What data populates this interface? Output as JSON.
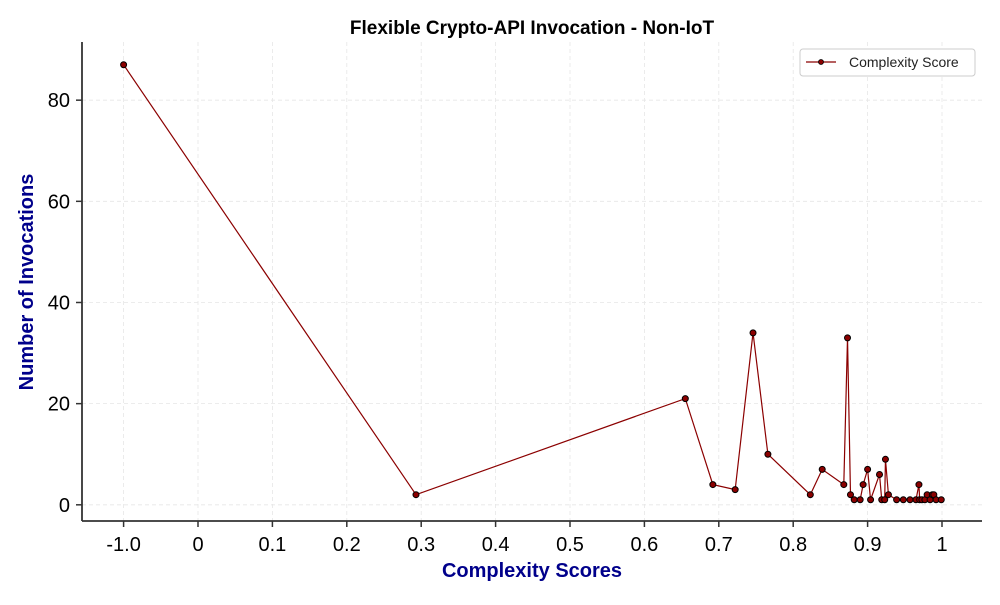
{
  "chart_data": {
    "type": "line",
    "title": "Flexible Crypto-API Invocation - Non-IoT",
    "xlabel": "Complexity Scores",
    "ylabel": "Number of Invocations",
    "x_tick_labels": [
      "-1.0",
      "0",
      "0.1",
      "0.2",
      "0.3",
      "0.4",
      "0.5",
      "0.6",
      "0.7",
      "0.8",
      "0.9",
      "1"
    ],
    "x_tick_values": [
      -1.0,
      0,
      0.1,
      0.2,
      0.3,
      0.4,
      0.5,
      0.6,
      0.7,
      0.8,
      0.9,
      1.0
    ],
    "y_ticks": [
      0,
      20,
      40,
      60,
      80
    ],
    "ylim": [
      -3.2,
      91.5
    ],
    "grid": true,
    "legend_position": "top-right",
    "colors": {
      "line": "#8b0000",
      "marker_edge": "#000000",
      "axis_label": "#00008b",
      "grid": "#e0e0e0"
    },
    "series": [
      {
        "name": "Complexity Score",
        "x": [
          -1.0,
          0.293,
          0.655,
          0.692,
          0.722,
          0.746,
          0.766,
          0.823,
          0.839,
          0.868,
          0.873,
          0.877,
          0.882,
          0.89,
          0.894,
          0.9,
          0.904,
          0.916,
          0.919,
          0.923,
          0.924,
          0.928,
          0.939,
          0.948,
          0.957,
          0.965,
          0.969,
          0.97,
          0.973,
          0.977,
          0.98,
          0.984,
          0.987,
          0.989,
          0.992,
          0.999
        ],
        "y": [
          87,
          2,
          21,
          4,
          3,
          34,
          10,
          2,
          7,
          4,
          33,
          2,
          1,
          1,
          4,
          7,
          1,
          6,
          1,
          1,
          9,
          2,
          1,
          1,
          1,
          1,
          4,
          1,
          1,
          1,
          2,
          1,
          2,
          2,
          1,
          1
        ]
      }
    ]
  }
}
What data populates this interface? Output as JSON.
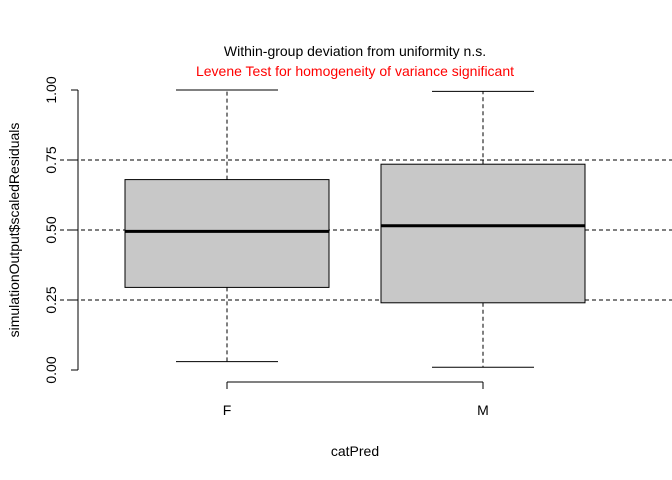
{
  "chart_data": {
    "type": "boxplot",
    "title": "Within-group deviation from uniformity n.s.",
    "subtitle": "Levene Test for homogeneity of variance significant",
    "subtitle_color": "#ff0000",
    "xlabel": "catPred",
    "ylabel": "simulationOutput$scaledResiduals",
    "ylim": [
      0,
      1
    ],
    "yticks": [
      "0.00",
      "0.25",
      "0.50",
      "0.75",
      "1.00"
    ],
    "reference_lines": [
      0.25,
      0.5,
      0.75
    ],
    "box_fill": "#c8c8c8",
    "categories": [
      "F",
      "M"
    ],
    "boxes": [
      {
        "category": "F",
        "whisker_low": 0.03,
        "q1": 0.295,
        "median": 0.495,
        "q3": 0.68,
        "whisker_high": 1.0
      },
      {
        "category": "M",
        "whisker_low": 0.01,
        "q1": 0.24,
        "median": 0.515,
        "q3": 0.735,
        "whisker_high": 0.995
      }
    ]
  }
}
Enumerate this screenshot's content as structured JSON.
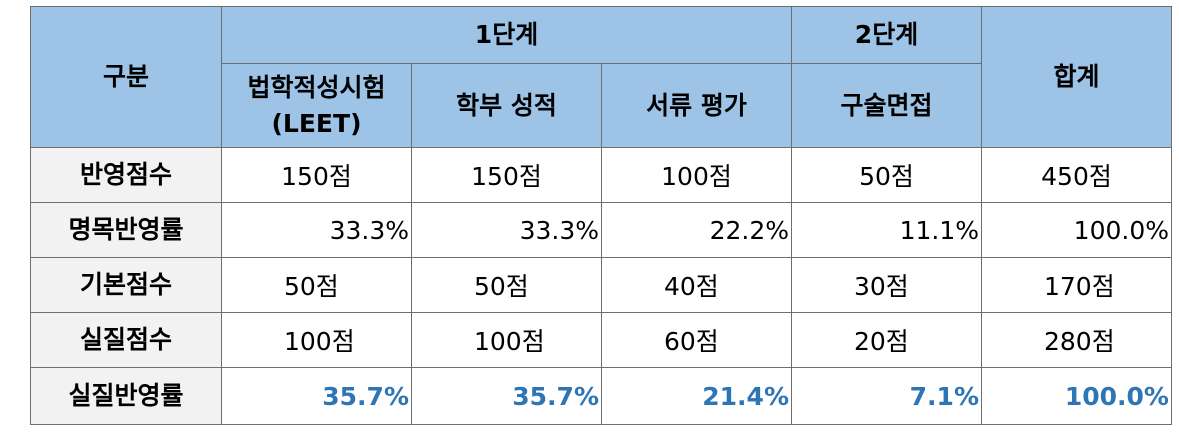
{
  "header": {
    "category": "구분",
    "stage1": "1단계",
    "stage2": "2단계",
    "total": "합계",
    "leet_line1": "법학적성시험",
    "leet_line2": "(LEET)",
    "undergrad": "학부 성적",
    "documents": "서류 평가",
    "interview": "구술면접"
  },
  "rows": [
    {
      "label": "반영점수",
      "cells": [
        "150점",
        "150점",
        "100점",
        "50점",
        "450점"
      ]
    },
    {
      "label": "명목반영률",
      "cells": [
        "33.3%",
        "33.3%",
        "22.2%",
        "11.1%",
        "100.0%"
      ]
    },
    {
      "label": "기본점수",
      "cells": [
        "50점",
        "50점",
        "40점",
        "30점",
        "170점"
      ]
    },
    {
      "label": "실질점수",
      "cells": [
        "100점",
        "100점",
        "60점",
        "20점",
        "280점"
      ]
    },
    {
      "label": "실질반영률",
      "cells": [
        "35.7%",
        "35.7%",
        "21.4%",
        "7.1%",
        "100.0%"
      ]
    }
  ],
  "colors": {
    "header_bg": "#9dc3e6",
    "rowhead_bg": "#f2f2f2",
    "highlight_text": "#2e75b6"
  }
}
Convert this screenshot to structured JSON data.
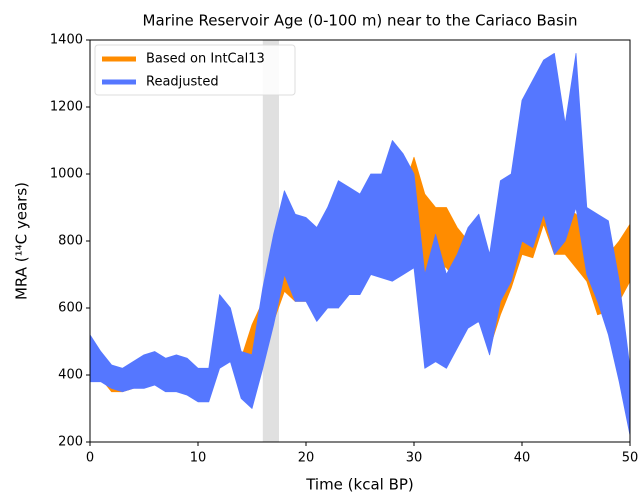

SHORT TASK:
Copy every line of the listing where the word "this" appears.

OUTPUT OF THE TASK:
What data populates this interface? Output as JSON.
What data populates this interface? Output as JSON.
Enumerate this screenshot's content as structured JSON.
Convert this screenshot to structured JSON data.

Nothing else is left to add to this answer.